Ejercicios propuestos:
A – Según el texto sobre la empatía, ¿qué definición da de ella el diccionario de la Real Academia Española?
B – Reproduce del texto sobre la empatía el fragmento que va desde "Según el diccionario" hasta "evoluciona como persona.".
C – Traduce al inglés esta oración del texto sobre la empatía: "Cada individuo vive su propia vida desde un punto de vista único, el suyo propio, completamente diferente de cualquier otro, por muy cercano que éste sea."

Página:

Según el diccionario de la Real Academia Española, la empatía se define como “Identificación mental y afectiva de un sujeto con el estado de ánimo de otro.” El concepto parece sencillo. Todos hemos conversado con algún amigo o familiar, escuchando algún problema o conflicto que tiene en su vida y le hemos intentado aconsejar sobre cómo actuar, diciéndole frases del tipo “Si yo fuera tú…”, “En tu caso yo lo que haría…” o “Si estuviera en tu lugar…”. También todos hemos intentado animar a otro en momentos de bajo estado de ánimo, tratando de convencerles, siendo supuestamente objetivos y sin estar viviendo o sufriendo en primera persona ese momento, que la situación mejorará y que saldrá del bache emocional. Incluso, en algunos casos, nos atrevemos a asegurar que de las malas experiencias, se aprende, se madura y se evoluciona como persona.

En muchas de estas ocasiones, estamos realmente convencidos de que somos capaces de ponernos en el lugar del otro, de entender los problemas de los demás, de saber cómo se sienten y de poder encontrar una manera de solucionar o, al menos, ayudar a superar situaciones complicadas.

Sin embargo, no es tan sencillo, en mi opinión. Cada individuo vive su propia vida desde un punto de vista único, el suyo propio, completamente diferente de cualquier otro, por muy cercano que éste sea. No conocemos nada más que aquella información que somos capaces de percibir por nuestros cinco sentidos y que nuestro cerebro, tras procesar y analizar en milésimas de segundo, transforma en una imagen mental que entendemos como realidad. Por tanto, para que dos personas tengan exactamente la misma percepción de la realidad, es necesario que sus respectivos sentidos capten la misma información y sus respectivos cerebros la procesen de la misma manera.

Datos mostrados:
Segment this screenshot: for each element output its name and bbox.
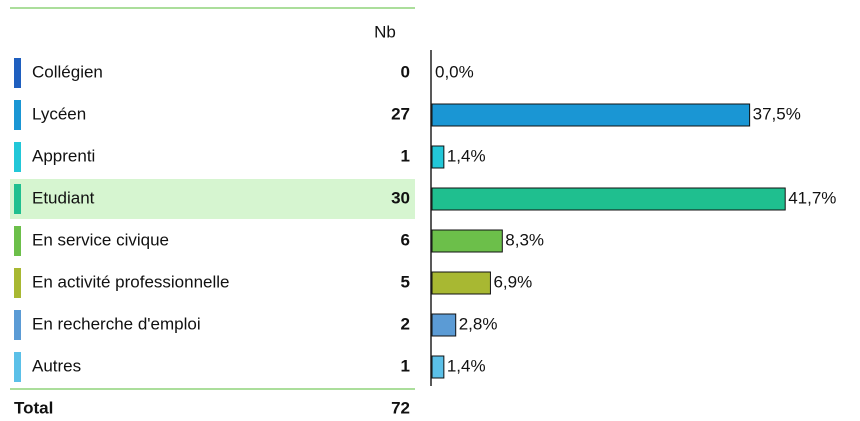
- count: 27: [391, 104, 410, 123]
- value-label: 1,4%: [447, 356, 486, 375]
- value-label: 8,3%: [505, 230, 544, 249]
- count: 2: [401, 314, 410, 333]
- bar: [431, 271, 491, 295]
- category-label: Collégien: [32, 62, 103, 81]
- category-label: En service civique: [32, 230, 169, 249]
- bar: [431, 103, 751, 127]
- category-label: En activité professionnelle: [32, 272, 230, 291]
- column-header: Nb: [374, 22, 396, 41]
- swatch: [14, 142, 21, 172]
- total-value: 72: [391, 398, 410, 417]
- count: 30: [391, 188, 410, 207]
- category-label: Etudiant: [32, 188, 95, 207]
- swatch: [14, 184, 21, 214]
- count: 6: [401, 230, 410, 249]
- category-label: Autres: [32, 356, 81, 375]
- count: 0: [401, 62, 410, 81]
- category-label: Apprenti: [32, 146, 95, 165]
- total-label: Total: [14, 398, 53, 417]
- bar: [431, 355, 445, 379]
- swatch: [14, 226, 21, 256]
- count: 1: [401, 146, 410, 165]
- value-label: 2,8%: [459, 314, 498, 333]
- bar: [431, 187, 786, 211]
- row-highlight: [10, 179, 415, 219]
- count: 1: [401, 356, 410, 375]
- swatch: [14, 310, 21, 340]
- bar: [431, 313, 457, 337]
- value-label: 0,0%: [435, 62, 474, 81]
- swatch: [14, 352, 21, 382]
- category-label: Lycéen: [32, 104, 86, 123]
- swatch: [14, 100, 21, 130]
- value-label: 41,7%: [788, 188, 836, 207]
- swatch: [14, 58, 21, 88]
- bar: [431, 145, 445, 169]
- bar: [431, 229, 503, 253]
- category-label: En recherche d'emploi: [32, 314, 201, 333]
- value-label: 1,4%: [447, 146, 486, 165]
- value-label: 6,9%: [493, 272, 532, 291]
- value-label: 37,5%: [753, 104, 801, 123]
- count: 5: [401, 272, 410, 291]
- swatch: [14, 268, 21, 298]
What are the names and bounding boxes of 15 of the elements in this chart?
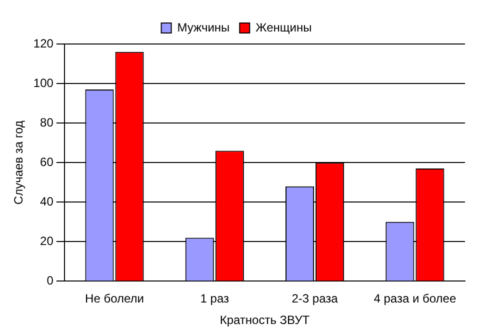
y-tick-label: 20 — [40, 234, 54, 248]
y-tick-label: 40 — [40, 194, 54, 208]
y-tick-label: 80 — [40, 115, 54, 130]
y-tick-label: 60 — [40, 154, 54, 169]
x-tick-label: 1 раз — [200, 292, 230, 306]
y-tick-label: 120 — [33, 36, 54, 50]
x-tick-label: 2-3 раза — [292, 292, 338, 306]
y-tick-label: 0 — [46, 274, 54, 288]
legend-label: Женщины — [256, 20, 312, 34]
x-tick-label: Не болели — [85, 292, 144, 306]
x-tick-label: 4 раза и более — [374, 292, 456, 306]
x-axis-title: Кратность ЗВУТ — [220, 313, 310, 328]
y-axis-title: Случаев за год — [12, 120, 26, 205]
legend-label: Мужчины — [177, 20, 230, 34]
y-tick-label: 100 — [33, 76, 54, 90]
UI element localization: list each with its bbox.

Respuestas:
A – “Identificación mental y afectiva de un sujeto con el estado de ánimo de otro.”

B –
Según el diccionario de la Real Academia Española, la empatía se define como “Identificación mental y afectiva de un sujeto con el estado de ánimo de otro.” El concepto parece sencillo. Todos hemos conversado con algún amigo o familiar, escuchando algún problema o conflicto que tiene en su vida y le hemos intentado aconsejar sobre cómo actuar, diciéndole frases del tipo “Si yo fuera tú…”, “En tu caso yo lo que haría…” o “Si estuviera en tu lugar…”. También todos hemos intentado animar a otro en momentos de bajo estado de ánimo, tratando de convencerles, siendo supuestamente objetivos y sin estar viviendo o sufriendo en primera persona ese momento, que la situación mejorará y que saldrá del bache emocional. Incluso, en algunos casos, nos atrevemos a asegurar que de las malas experiencias, se aprende, se madura y se evoluciona como persona.

C – Each individual lives their own life from a unique point of view, their very own, completely different from any other, however close that other may be.